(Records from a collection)
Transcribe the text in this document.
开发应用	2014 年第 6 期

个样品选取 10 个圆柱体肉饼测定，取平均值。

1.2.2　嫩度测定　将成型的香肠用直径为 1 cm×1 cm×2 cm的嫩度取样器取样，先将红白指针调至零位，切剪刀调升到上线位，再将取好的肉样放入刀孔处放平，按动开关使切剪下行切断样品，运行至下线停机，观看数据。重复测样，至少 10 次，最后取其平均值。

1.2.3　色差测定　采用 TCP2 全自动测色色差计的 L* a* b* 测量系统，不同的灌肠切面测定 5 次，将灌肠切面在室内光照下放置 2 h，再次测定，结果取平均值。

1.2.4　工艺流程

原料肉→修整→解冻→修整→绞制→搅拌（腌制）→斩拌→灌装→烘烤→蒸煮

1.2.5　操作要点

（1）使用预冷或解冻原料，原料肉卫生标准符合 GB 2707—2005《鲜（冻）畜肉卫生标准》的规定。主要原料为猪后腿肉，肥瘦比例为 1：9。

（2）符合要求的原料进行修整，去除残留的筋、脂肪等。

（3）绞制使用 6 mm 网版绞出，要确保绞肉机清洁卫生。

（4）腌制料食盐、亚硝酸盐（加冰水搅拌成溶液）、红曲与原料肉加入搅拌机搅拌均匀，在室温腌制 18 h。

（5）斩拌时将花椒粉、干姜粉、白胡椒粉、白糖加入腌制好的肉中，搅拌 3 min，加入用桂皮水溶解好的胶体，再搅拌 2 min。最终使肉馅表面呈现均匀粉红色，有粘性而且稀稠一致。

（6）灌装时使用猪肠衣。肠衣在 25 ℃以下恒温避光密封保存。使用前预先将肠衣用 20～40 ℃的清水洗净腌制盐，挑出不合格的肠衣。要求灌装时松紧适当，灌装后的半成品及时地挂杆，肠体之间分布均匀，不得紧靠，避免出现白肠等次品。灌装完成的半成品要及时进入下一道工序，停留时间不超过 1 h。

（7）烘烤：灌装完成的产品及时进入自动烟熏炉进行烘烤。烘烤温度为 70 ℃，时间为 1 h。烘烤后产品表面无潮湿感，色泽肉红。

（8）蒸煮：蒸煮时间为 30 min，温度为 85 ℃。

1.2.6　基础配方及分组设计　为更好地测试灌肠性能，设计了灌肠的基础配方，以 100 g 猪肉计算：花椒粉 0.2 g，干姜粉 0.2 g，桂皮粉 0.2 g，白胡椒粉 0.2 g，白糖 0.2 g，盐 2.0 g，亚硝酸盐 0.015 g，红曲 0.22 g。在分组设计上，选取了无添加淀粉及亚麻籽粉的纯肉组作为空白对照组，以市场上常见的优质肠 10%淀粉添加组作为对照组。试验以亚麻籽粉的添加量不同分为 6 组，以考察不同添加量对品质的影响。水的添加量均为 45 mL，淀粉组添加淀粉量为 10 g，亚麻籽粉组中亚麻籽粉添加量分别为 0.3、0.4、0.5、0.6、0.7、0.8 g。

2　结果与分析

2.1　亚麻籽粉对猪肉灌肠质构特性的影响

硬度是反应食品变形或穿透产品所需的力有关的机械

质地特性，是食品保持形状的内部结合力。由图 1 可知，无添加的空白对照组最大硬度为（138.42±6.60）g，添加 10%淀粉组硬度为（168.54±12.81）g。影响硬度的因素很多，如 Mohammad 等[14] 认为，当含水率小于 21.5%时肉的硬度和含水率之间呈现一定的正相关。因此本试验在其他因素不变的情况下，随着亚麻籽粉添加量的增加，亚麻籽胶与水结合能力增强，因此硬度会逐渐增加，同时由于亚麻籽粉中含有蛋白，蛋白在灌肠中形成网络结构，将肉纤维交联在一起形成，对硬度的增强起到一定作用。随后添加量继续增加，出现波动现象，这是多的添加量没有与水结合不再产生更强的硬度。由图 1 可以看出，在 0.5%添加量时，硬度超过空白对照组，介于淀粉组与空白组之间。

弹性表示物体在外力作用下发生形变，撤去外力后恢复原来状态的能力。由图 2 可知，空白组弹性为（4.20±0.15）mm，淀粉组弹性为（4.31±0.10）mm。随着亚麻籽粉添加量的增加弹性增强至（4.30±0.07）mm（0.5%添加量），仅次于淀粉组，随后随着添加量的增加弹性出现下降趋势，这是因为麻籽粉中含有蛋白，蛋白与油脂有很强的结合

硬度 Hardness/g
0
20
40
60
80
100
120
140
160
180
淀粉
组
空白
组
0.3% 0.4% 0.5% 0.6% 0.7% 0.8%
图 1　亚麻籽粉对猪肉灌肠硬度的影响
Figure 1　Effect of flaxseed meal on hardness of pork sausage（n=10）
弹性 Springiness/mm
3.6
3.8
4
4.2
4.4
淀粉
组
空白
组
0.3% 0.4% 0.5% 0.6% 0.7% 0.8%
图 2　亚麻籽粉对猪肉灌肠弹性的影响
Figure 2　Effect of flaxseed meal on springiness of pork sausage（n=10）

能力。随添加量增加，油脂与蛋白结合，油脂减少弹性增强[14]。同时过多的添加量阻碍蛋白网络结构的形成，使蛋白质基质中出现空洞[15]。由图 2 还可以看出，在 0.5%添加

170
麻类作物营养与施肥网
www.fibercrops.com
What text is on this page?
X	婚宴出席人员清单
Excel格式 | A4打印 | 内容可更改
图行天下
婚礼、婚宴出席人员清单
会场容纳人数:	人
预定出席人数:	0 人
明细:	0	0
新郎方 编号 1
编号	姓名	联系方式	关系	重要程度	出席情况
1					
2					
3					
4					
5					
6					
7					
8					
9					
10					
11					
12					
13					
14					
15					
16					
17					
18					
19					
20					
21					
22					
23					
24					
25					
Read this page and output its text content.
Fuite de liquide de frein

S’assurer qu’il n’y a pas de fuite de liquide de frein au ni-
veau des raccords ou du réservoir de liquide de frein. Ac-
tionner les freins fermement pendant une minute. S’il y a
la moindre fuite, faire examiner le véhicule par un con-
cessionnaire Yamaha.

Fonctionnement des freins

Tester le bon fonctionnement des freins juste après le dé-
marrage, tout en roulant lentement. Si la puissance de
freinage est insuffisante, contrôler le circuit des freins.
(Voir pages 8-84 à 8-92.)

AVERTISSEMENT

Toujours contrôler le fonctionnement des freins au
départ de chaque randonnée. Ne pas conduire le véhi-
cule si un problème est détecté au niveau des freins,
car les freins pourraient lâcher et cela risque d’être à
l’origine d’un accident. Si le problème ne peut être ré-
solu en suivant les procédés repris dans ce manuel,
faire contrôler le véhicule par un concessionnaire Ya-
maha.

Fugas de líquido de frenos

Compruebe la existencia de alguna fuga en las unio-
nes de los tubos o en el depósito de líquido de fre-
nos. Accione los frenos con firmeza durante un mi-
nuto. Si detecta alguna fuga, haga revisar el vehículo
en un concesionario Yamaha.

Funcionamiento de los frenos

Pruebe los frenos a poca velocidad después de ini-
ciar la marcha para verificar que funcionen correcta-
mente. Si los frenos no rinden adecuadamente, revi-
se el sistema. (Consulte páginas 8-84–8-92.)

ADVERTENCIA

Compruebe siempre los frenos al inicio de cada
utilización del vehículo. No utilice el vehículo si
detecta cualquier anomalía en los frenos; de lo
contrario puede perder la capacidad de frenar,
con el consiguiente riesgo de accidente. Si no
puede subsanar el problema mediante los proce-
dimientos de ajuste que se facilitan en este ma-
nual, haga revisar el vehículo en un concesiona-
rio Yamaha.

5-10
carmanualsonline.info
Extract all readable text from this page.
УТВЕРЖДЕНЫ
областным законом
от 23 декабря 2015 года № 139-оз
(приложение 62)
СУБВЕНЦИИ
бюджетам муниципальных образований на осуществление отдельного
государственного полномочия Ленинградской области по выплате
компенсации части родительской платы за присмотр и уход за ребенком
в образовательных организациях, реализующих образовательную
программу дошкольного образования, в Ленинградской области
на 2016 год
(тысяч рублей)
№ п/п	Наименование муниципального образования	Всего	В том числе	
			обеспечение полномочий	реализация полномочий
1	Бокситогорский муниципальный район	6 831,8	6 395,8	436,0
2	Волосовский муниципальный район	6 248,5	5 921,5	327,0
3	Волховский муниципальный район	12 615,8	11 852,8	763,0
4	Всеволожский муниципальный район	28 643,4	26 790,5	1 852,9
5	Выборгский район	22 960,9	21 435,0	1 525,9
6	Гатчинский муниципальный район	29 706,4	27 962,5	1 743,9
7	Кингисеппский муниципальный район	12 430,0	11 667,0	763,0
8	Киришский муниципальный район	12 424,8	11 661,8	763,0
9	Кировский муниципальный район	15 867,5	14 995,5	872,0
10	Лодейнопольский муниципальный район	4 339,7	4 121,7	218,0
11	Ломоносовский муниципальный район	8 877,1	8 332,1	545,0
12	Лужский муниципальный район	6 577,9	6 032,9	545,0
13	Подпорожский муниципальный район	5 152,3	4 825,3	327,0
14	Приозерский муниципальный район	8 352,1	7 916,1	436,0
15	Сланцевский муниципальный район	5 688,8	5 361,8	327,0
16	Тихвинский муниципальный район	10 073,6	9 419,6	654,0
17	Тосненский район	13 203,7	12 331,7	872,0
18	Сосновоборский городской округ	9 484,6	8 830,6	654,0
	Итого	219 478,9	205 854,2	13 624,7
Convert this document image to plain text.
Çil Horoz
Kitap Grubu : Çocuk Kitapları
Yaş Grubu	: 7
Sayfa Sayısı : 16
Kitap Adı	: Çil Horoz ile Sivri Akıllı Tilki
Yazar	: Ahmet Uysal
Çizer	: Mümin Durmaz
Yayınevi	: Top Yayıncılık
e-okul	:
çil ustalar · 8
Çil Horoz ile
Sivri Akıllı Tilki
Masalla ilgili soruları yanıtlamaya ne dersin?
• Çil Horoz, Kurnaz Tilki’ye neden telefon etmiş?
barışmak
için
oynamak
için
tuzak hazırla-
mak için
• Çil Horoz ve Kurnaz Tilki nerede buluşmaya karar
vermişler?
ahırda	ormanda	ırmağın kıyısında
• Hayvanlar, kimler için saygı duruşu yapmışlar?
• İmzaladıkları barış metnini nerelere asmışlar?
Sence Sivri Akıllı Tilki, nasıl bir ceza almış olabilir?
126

## GIVEN TASK:
Going through the records above, state how many lines carry "detecta", with no other text.

## ANSWER TO THE PROBLEM:
2